begin Dataset content

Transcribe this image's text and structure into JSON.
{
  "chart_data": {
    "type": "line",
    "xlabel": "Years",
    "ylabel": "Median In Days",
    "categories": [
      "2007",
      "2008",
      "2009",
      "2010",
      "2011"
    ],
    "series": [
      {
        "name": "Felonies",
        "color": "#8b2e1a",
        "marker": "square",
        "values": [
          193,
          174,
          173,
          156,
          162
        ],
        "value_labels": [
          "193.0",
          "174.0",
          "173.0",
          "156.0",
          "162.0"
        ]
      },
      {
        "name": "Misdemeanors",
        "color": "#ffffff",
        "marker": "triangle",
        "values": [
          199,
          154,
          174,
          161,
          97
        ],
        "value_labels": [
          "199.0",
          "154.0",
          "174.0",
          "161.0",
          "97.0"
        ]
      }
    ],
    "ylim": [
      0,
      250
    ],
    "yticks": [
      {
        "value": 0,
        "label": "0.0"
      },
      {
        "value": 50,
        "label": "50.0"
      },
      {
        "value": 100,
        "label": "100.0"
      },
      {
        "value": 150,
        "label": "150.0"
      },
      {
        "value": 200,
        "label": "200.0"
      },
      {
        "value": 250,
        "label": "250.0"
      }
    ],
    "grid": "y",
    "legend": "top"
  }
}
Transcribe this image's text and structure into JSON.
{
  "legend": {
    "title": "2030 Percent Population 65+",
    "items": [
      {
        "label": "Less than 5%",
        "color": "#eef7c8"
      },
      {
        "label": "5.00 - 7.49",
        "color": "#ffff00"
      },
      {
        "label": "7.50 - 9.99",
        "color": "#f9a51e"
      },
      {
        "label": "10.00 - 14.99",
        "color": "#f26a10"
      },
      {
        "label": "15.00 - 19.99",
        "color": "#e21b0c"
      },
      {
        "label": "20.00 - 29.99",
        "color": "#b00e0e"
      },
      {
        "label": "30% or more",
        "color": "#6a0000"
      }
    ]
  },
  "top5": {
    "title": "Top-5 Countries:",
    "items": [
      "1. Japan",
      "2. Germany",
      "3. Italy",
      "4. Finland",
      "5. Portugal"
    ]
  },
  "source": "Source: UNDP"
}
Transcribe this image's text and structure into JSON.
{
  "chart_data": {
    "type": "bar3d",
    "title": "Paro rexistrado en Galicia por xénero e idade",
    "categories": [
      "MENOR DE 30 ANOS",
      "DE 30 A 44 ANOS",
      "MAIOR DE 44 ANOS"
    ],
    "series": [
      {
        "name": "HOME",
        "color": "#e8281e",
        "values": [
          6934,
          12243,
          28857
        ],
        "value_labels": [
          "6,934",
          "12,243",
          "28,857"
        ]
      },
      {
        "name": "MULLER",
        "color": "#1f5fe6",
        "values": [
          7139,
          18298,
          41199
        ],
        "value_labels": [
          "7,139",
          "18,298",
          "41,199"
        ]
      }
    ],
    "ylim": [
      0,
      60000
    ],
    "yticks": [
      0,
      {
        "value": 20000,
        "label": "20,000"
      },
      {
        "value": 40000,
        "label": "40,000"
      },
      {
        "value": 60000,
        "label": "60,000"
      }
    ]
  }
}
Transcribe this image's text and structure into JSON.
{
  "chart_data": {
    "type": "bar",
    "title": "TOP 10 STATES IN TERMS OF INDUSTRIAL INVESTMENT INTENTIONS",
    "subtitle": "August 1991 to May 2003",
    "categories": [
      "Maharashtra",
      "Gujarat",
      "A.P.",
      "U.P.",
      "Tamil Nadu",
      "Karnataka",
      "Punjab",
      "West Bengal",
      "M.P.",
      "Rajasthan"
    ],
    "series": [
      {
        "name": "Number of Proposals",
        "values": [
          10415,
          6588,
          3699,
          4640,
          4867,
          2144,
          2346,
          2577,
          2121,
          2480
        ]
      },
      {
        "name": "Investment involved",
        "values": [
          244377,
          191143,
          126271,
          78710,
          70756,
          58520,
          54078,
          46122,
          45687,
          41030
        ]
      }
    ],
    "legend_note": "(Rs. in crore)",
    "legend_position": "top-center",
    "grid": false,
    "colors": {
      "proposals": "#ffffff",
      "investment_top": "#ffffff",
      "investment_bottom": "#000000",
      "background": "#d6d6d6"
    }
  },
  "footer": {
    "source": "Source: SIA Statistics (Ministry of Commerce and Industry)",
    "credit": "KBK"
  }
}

end Dataset content

Work required →
Copy out the whole listing exactly; please set it all down.

Problem solution →
Transcribe this image's text and structure into JSON.
{
  "chart_data": {
    "type": "line",
    "xlabel": "Years",
    "ylabel": "Median In Days",
    "categories": [
      "2007",
      "2008",
      "2009",
      "2010",
      "2011"
    ],
    "series": [
      {
        "name": "Felonies",
        "color": "#8b2e1a",
        "marker": "square",
        "values": [
          193,
          174,
          173,
          156,
          162
        ],
        "value_labels": [
          "193.0",
          "174.0",
          "173.0",
          "156.0",
          "162.0"
        ]
      },
      {
        "name": "Misdemeanors",
        "color": "#ffffff",
        "marker": "triangle",
        "values": [
          199,
          154,
          174,
          161,
          97
        ],
        "value_labels": [
          "199.0",
          "154.0",
          "174.0",
          "161.0",
          "97.0"
        ]
      }
    ],
    "ylim": [
      0,
      250
    ],
    "yticks": [
      {
        "value": 0,
        "label": "0.0"
      },
      {
        "value": 50,
        "label": "50.0"
      },
      {
        "value": 100,
        "label": "100.0"
      },
      {
        "value": 150,
        "label": "150.0"
      },
      {
        "value": 200,
        "label": "200.0"
      },
      {
        "value": 250,
        "label": "250.0"
      }
    ],
    "grid": "y",
    "legend": "top"
  }
}
Transcribe this image's text and structure into JSON.
{
  "legend": {
    "title": "2030 Percent Population 65+",
    "items": [
      {
        "label": "Less than 5%",
        "color": "#eef7c8"
      },
      {
        "label": "5.00 - 7.49",
        "color": "#ffff00"
      },
      {
        "label": "7.50 - 9.99",
        "color": "#f9a51e"
      },
      {
        "label": "10.00 - 14.99",
        "color": "#f26a10"
      },
      {
        "label": "15.00 - 19.99",
        "color": "#e21b0c"
      },
      {
        "label": "20.00 - 29.99",
        "color": "#b00e0e"
      },
      {
        "label": "30% or more",
        "color": "#6a0000"
      }
    ]
  },
  "top5": {
    "title": "Top-5 Countries:",
    "items": [
      "1. Japan",
      "2. Germany",
      "3. Italy",
      "4. Finland",
      "5. Portugal"
    ]
  },
  "source": "Source: UNDP"
}
Transcribe this image's text and structure into JSON.
{
  "chart_data": {
    "type": "bar3d",
    "title": "Paro rexistrado en Galicia por xénero e idade",
    "categories": [
      "MENOR DE 30 ANOS",
      "DE 30 A 44 ANOS",
      "MAIOR DE 44 ANOS"
    ],
    "series": [
      {
        "name": "HOME",
        "color": "#e8281e",
        "values": [
          6934,
          12243,
          28857
        ],
        "value_labels": [
          "6,934",
          "12,243",
          "28,857"
        ]
      },
      {
        "name": "MULLER",
        "color": "#1f5fe6",
        "values": [
          7139,
          18298,
          41199
        ],
        "value_labels": [
          "7,139",
          "18,298",
          "41,199"
        ]
      }
    ],
    "ylim": [
      0,
      60000
    ],
    "yticks": [
      0,
      {
        "value": 20000,
        "label": "20,000"
      },
      {
        "value": 40000,
        "label": "40,000"
      },
      {
        "value": 60000,
        "label": "60,000"
      }
    ]
  }
}
Transcribe this image's text and structure into JSON.
{
  "chart_data": {
    "type": "bar",
    "title": "TOP 10 STATES IN TERMS OF INDUSTRIAL INVESTMENT INTENTIONS",
    "subtitle": "August 1991 to May 2003",
    "categories": [
      "Maharashtra",
      "Gujarat",
      "A.P.",
      "U.P.",
      "Tamil Nadu",
      "Karnataka",
      "Punjab",
      "West Bengal",
      "M.P.",
      "Rajasthan"
    ],
    "series": [
      {
        "name": "Number of Proposals",
        "values": [
          10415,
          6588,
          3699,
          4640,
          4867,
          2144,
          2346,
          2577,
          2121,
          2480
        ]
      },
      {
        "name": "Investment involved",
        "values": [
          244377,
          191143,
          126271,
          78710,
          70756,
          58520,
          54078,
          46122,
          45687,
          41030
        ]
      }
    ],
    "legend_note": "(Rs. in crore)",
    "legend_position": "top-center",
    "grid": false,
    "colors": {
      "proposals": "#ffffff",
      "investment_top": "#ffffff",
      "investment_bottom": "#000000",
      "background": "#d6d6d6"
    }
  },
  "footer": {
    "source": "Source: SIA Statistics (Ministry of Commerce and Industry)",
    "credit": "KBK"
  }
}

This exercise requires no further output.